= WRITTEN REQUEST =
Copy the full set of lines exactly as given.

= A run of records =
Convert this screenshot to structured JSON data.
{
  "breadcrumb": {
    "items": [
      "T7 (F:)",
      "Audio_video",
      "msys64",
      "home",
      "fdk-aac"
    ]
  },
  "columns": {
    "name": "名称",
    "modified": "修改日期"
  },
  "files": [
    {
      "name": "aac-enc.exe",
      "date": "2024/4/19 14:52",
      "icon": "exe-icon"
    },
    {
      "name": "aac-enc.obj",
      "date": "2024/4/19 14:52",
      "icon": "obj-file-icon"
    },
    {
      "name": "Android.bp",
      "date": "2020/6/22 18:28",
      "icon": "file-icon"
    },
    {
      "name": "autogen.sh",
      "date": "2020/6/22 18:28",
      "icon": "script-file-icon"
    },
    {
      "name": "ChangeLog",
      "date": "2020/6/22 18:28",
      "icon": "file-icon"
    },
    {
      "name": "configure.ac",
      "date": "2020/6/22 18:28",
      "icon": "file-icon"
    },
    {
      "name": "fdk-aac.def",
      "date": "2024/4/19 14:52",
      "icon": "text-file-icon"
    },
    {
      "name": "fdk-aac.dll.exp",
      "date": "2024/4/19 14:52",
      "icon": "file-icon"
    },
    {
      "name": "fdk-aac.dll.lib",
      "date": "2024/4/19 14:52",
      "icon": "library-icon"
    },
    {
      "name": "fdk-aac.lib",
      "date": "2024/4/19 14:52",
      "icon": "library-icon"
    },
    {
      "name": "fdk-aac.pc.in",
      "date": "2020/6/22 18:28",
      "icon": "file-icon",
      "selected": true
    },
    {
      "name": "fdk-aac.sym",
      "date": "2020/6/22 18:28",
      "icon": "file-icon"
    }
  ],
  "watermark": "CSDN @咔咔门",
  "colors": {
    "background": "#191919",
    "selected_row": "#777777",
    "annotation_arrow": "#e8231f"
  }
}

= ANSWER FOR THIS EXERCISE =
Convert this screenshot to structured JSON data.
{
  "breadcrumb": {
    "items": [
      "T7 (F:)",
      "Audio_video",
      "msys64",
      "home",
      "fdk-aac"
    ]
  },
  "columns": {
    "name": "名称",
    "modified": "修改日期"
  },
  "files": [
    {
      "name": "aac-enc.exe",
      "date": "2024/4/19 14:52",
      "icon": "exe-icon"
    },
    {
      "name": "aac-enc.obj",
      "date": "2024/4/19 14:52",
      "icon": "obj-file-icon"
    },
    {
      "name": "Android.bp",
      "date": "2020/6/22 18:28",
      "icon": "file-icon"
    },
    {
      "name": "autogen.sh",
      "date": "2020/6/22 18:28",
      "icon": "script-file-icon"
    },
    {
      "name": "ChangeLog",
      "date": "2020/6/22 18:28",
      "icon": "file-icon"
    },
    {
      "name": "configure.ac",
      "date": "2020/6/22 18:28",
      "icon": "file-icon"
    },
    {
      "name": "fdk-aac.def",
      "date": "2024/4/19 14:52",
      "icon": "text-file-icon"
    },
    {
      "name": "fdk-aac.dll.exp",
      "date": "2024/4/19 14:52",
      "icon": "file-icon"
    },
    {
      "name": "fdk-aac.dll.lib",
      "date": "2024/4/19 14:52",
      "icon": "library-icon"
    },
    {
      "name": "fdk-aac.lib",
      "date": "2024/4/19 14:52",
      "icon": "library-icon"
    },
    {
      "name": "fdk-aac.pc.in",
      "date": "2020/6/22 18:28",
      "icon": "file-icon",
      "selected": true
    },
    {
      "name": "fdk-aac.sym",
      "date": "2020/6/22 18:28",
      "icon": "file-icon"
    }
  ],
  "watermark": "CSDN @咔咔门",
  "colors": {
    "background": "#191919",
    "selected_row": "#777777",
    "annotation_arrow": "#e8231f"
  }
}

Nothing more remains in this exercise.